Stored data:

----

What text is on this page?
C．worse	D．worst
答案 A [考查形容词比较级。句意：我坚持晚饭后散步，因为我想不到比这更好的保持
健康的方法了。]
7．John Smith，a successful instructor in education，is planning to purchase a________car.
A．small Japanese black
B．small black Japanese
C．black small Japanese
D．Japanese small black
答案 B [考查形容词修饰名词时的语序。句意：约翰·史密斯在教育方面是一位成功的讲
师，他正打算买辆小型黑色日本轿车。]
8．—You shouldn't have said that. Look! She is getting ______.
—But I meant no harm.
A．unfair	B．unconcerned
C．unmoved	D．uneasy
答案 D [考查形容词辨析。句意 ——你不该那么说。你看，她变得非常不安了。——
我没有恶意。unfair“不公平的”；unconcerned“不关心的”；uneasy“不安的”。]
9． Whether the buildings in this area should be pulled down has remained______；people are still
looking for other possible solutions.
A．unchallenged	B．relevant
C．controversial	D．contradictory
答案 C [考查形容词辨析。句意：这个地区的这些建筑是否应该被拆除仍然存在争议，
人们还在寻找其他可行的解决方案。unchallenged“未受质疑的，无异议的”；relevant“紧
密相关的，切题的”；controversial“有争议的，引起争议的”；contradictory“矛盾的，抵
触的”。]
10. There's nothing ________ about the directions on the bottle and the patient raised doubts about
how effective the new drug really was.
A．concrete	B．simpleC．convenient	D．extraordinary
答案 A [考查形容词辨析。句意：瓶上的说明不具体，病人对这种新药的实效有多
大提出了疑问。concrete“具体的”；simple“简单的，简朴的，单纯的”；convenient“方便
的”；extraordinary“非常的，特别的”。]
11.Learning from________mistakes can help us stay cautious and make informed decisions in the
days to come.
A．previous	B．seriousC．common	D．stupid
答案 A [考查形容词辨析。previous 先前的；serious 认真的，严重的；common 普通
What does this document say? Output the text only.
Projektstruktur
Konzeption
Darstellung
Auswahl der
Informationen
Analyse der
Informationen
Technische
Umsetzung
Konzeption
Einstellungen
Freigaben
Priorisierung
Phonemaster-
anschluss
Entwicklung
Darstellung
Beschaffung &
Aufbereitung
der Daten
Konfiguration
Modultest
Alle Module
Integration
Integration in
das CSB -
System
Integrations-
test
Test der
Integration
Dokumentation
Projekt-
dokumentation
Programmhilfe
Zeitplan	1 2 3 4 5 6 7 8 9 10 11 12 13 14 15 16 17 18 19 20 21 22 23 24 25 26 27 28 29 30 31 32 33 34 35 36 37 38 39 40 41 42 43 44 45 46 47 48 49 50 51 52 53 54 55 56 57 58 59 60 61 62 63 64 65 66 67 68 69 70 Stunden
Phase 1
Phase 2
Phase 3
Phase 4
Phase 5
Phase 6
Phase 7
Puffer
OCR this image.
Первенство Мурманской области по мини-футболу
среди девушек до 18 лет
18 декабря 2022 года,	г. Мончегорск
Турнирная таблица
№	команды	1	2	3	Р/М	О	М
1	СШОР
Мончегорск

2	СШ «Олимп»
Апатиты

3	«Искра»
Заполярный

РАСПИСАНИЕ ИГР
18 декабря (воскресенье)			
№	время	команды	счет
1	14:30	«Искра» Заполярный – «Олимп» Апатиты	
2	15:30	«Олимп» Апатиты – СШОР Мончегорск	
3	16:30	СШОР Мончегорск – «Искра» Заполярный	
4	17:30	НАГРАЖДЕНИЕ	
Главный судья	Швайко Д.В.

----

__What to do__. Reproduce the final stretch of the data above: every line from the one holding "OCR this image." through the end, inclusive, exactly as written and nothing else.

__Answer to this exercise__.
OCR this image.
Первенство Мурманской области по мини-футболу
среди девушек до 18 лет
18 декабря 2022 года,	г. Мончегорск
Турнирная таблица
№	команды	1	2	3	Р/М	О	М
1	СШОР
Мончегорск

2	СШ «Олимп»
Апатиты

3	«Искра»
Заполярный

РАСПИСАНИЕ ИГР
18 декабря (воскресенье)			
№	время	команды	счет
1	14:30	«Искра» Заполярный – «Олимп» Апатиты	
2	15:30	«Олимп» Апатиты – СШОР Мончегорск	
3	16:30	СШОР Мончегорск – «Искра» Заполярный	
4	17:30	НАГРАЖДЕНИЕ	
Главный судья	Швайко Д.В.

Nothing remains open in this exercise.